Write out all of the entries exactly, please.

+-------+

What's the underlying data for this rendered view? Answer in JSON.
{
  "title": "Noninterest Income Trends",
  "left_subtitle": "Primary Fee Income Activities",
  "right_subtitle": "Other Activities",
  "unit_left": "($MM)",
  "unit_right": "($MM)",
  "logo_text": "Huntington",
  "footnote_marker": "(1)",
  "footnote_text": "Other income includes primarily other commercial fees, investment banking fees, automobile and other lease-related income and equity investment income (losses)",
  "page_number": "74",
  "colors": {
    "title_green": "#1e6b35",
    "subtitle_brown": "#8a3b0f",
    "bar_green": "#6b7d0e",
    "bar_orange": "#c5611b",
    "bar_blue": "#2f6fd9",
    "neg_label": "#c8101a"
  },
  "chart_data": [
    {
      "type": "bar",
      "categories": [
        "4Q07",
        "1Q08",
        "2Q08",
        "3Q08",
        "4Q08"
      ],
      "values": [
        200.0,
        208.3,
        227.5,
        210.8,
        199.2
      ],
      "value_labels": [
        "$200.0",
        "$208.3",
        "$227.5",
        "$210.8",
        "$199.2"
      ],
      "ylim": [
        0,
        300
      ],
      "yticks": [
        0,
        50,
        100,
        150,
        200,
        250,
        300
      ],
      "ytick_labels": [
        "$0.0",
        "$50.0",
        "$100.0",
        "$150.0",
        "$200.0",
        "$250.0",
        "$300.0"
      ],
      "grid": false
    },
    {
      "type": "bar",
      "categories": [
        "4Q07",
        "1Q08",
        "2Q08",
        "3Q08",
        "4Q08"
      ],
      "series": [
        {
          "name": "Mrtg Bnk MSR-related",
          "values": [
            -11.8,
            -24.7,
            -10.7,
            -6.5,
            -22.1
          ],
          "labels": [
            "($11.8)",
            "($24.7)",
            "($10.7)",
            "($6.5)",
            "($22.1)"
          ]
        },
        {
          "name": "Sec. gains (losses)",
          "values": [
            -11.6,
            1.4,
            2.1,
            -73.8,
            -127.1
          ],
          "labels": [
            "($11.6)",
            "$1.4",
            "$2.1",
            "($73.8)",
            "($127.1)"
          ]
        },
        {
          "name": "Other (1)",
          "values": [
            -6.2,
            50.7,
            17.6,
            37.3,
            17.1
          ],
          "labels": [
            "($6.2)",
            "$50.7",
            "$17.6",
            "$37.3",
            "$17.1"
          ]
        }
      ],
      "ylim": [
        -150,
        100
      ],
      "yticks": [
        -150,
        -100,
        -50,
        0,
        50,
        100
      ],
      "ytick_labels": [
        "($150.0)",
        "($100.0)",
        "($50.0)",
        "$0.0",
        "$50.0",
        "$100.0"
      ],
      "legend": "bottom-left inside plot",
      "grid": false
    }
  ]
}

+-------+

→ Finished task
What's the underlying data for this rendered view? Answer in JSON.
{
  "title": "Noninterest Income Trends",
  "left_subtitle": "Primary Fee Income Activities",
  "right_subtitle": "Other Activities",
  "unit_left": "($MM)",
  "unit_right": "($MM)",
  "logo_text": "Huntington",
  "footnote_marker": "(1)",
  "footnote_text": "Other income includes primarily other commercial fees, investment banking fees, automobile and other lease-related income and equity investment income (losses)",
  "page_number": "74",
  "colors": {
    "title_green": "#1e6b35",
    "subtitle_brown": "#8a3b0f",
    "bar_green": "#6b7d0e",
    "bar_orange": "#c5611b",
    "bar_blue": "#2f6fd9",
    "neg_label": "#c8101a"
  },
  "chart_data": [
    {
      "type": "bar",
      "categories": [
        "4Q07",
        "1Q08",
        "2Q08",
        "3Q08",
        "4Q08"
      ],
      "values": [
        200.0,
        208.3,
        227.5,
        210.8,
        199.2
      ],
      "value_labels": [
        "$200.0",
        "$208.3",
        "$227.5",
        "$210.8",
        "$199.2"
      ],
      "ylim": [
        0,
        300
      ],
      "yticks": [
        0,
        50,
        100,
        150,
        200,
        250,
        300
      ],
      "ytick_labels": [
        "$0.0",
        "$50.0",
        "$100.0",
        "$150.0",
        "$200.0",
        "$250.0",
        "$300.0"
      ],
      "grid": false
    },
    {
      "type": "bar",
      "categories": [
        "4Q07",
        "1Q08",
        "2Q08",
        "3Q08",
        "4Q08"
      ],
      "series": [
        {
          "name": "Mrtg Bnk MSR-related",
          "values": [
            -11.8,
            -24.7,
            -10.7,
            -6.5,
            -22.1
          ],
          "labels": [
            "($11.8)",
            "($24.7)",
            "($10.7)",
            "($6.5)",
            "($22.1)"
          ]
        },
        {
          "name": "Sec. gains (losses)",
          "values": [
            -11.6,
            1.4,
            2.1,
            -73.8,
            -127.1
          ],
          "labels": [
            "($11.6)",
            "$1.4",
            "$2.1",
            "($73.8)",
            "($127.1)"
          ]
        },
        {
          "name": "Other (1)",
          "values": [
            -6.2,
            50.7,
            17.6,
            37.3,
            17.1
          ],
          "labels": [
            "($6.2)",
            "$50.7",
            "$17.6",
            "$37.3",
            "$17.1"
          ]
        }
      ],
      "ylim": [
        -150,
        100
      ],
      "yticks": [
        -150,
        -100,
        -50,
        0,
        50,
        100
      ],
      "ytick_labels": [
        "($150.0)",
        "($100.0)",
        "($50.0)",
        "$0.0",
        "$50.0",
        "$100.0"
      ],
      "legend": "bottom-left inside plot",
      "grid": false
    }
  ]
}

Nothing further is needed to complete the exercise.